■ STATED GOAL
Pull out the lines from the one holding "line: (203 —" through the one holding "group-header: Engine coolant", inclusive, and reproduce them verbatim.

■ TASK INPUT
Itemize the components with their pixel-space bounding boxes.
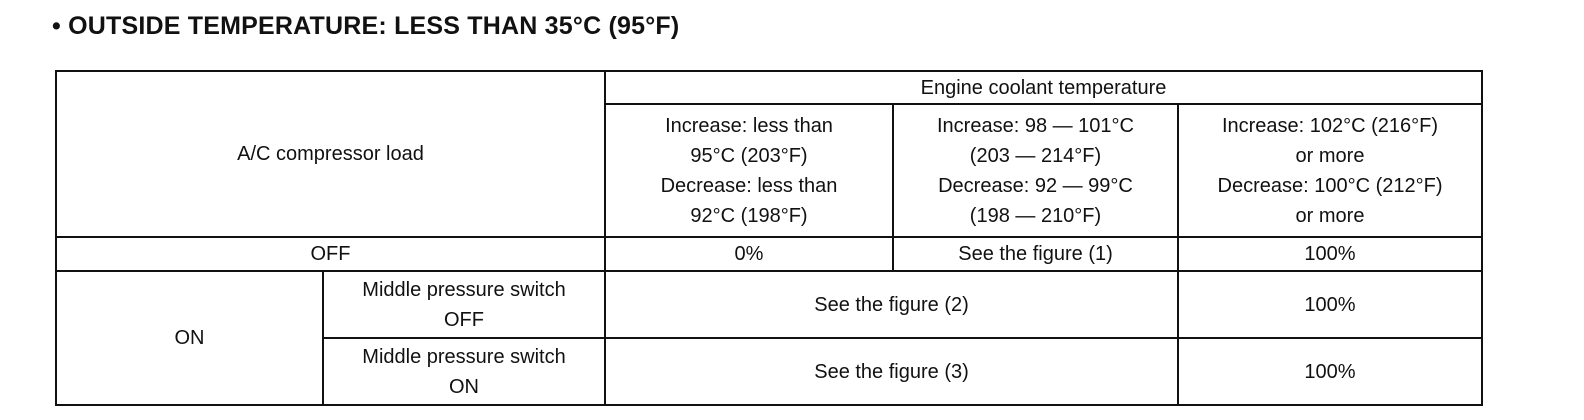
line: (203 — 214°F) <box>969 144 1102 167</box>
column-header: Increase: 98 — 101°C (203 — 214°F) Decreas… <box>892 103 1179 238</box>
line: Decrease: 100°C (212°F) <box>1217 174 1443 197</box>
cell: 0% <box>604 236 894 272</box>
cell: See the figure (2) <box>604 270 1179 339</box>
line: 95°C (203°F) <box>690 144 808 167</box>
line: Increase: less than <box>665 114 833 137</box>
cell: See the figure (3) <box>604 337 1179 406</box>
line: Middle pressure switch <box>362 278 566 301</box>
column-header: Increase: less than 95°C (203°F) Decrease:… <box>604 103 894 238</box>
line: or more <box>1295 204 1365 227</box>
line: 92°C (198°F) <box>690 204 808 227</box>
sub-row-label: Middle pressure switch ON <box>322 337 606 406</box>
line: Increase: 98 — 101°C <box>937 114 1134 137</box>
line: OFF <box>444 308 484 331</box>
line: Increase: 102°C (216°F) <box>1221 114 1439 137</box>
cell: 100% <box>1176 270 1484 339</box>
line: Middle pressure switch <box>362 345 566 368</box>
group-header: Engine coolant temperature <box>603 70 1484 105</box>
column-header: Increase: 102°C (216°F) or more Decrease: … <box>1176 103 1484 238</box>
sub-row-label: Middle pressure switch OFF <box>322 270 606 339</box>
line: (198 — 210°F) <box>969 204 1102 227</box>
cell: 100% <box>1176 236 1484 272</box>
cell: 100% <box>1176 337 1484 406</box>
row-label: ON <box>55 270 324 406</box>
table: A/C compressor load Engine coolant tempe… <box>55 70 1484 406</box>
cell: See the figure (1) <box>892 236 1179 272</box>
line: or more <box>1295 144 1365 167</box>
line: ON <box>449 375 479 398</box>
line: Decrease: 92 — 99°C <box>938 174 1133 197</box>
row-label: OFF <box>55 236 606 272</box>
title: • OUTSIDE TEMPERATURE: LESS THAN 35°C (9… <box>52 12 680 40</box>
line: Decrease: less than <box>660 174 838 197</box>
corner-header: A/C compressor load <box>55 70 606 238</box>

■ SOLVED EXERCISE
line: (203 — 214°F) <box>969 144 1102 167</box>
column-header: Increase: 98 — 101°C (203 — 214°F) Decreas… <box>892 103 1179 238</box>
line: Decrease: 100°C (212°F) <box>1217 174 1443 197</box>
cell: 0% <box>604 236 894 272</box>
cell: See the figure (2) <box>604 270 1179 339</box>
line: 95°C (203°F) <box>690 144 808 167</box>
line: Increase: less than <box>665 114 833 137</box>
cell: See the figure (3) <box>604 337 1179 406</box>
line: Middle pressure switch <box>362 278 566 301</box>
column-header: Increase: less than 95°C (203°F) Decrease:… <box>604 103 894 238</box>
line: or more <box>1295 204 1365 227</box>
line: 92°C (198°F) <box>690 204 808 227</box>
sub-row-label: Middle pressure switch ON <box>322 337 606 406</box>
line: Increase: 98 — 101°C <box>937 114 1134 137</box>
line: OFF <box>444 308 484 331</box>
line: Increase: 102°C (216°F) <box>1221 114 1439 137</box>
cell: 100% <box>1176 270 1484 339</box>
line: Middle pressure switch <box>362 345 566 368</box>
group-header: Engine coolant temperature <box>603 70 1484 105</box>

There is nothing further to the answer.